### Material shown
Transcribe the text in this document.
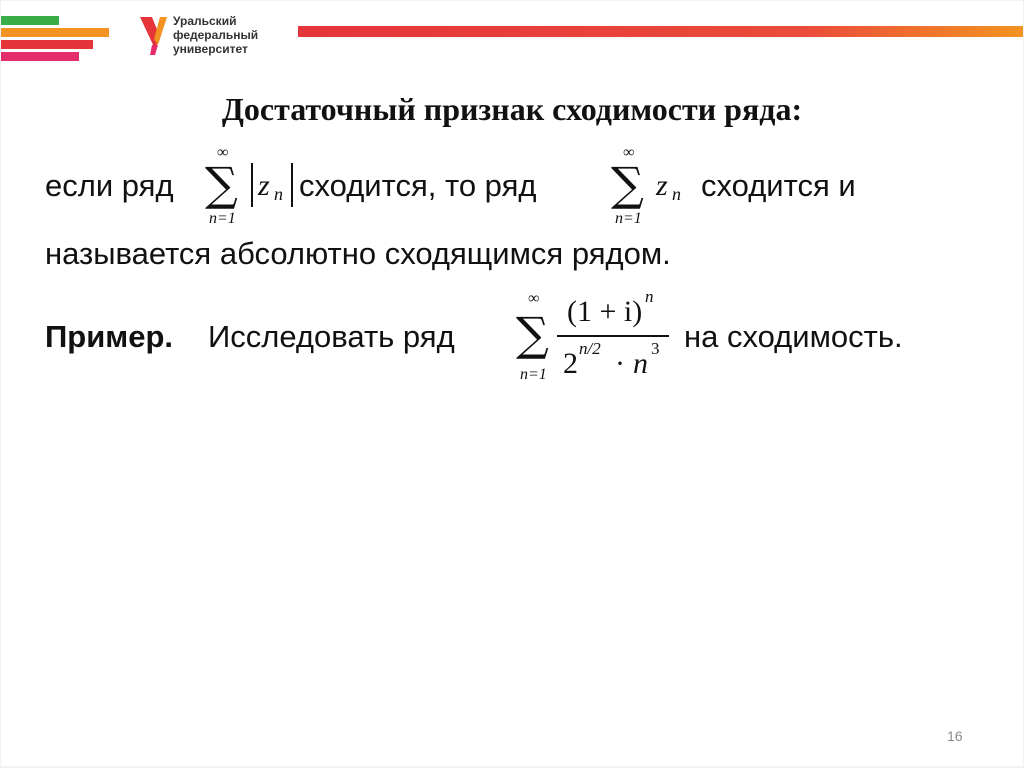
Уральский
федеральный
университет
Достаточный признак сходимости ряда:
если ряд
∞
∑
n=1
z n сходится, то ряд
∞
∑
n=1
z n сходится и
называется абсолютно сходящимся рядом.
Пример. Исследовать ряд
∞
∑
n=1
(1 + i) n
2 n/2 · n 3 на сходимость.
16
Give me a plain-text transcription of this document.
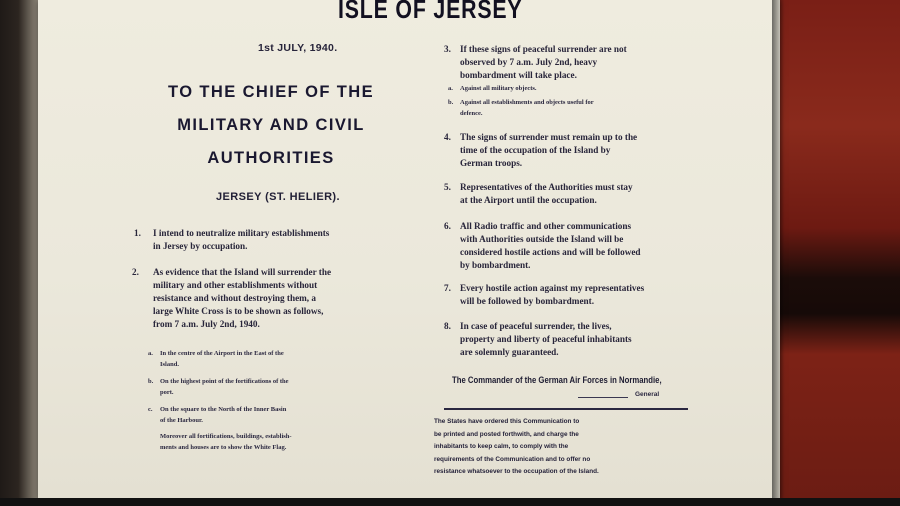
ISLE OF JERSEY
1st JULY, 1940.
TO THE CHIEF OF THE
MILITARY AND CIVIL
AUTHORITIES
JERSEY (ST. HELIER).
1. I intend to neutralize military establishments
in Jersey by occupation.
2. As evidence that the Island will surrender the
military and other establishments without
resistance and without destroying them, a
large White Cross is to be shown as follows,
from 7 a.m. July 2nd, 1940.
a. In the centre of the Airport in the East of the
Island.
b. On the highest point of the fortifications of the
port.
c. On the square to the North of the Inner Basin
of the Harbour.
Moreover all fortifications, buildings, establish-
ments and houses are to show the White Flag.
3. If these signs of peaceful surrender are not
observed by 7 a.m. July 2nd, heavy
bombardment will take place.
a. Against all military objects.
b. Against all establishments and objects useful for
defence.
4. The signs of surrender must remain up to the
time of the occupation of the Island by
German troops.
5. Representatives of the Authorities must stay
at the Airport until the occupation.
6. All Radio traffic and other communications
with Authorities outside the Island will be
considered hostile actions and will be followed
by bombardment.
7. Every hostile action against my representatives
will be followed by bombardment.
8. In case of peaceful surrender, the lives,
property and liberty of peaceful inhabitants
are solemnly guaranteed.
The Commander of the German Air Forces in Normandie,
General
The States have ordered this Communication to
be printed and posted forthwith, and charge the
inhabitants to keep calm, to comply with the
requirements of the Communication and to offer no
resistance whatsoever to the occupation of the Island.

### Given task
Tally the lines of the preceding listing in which the word "establishments" appears; state nothing but the total.

### Response
3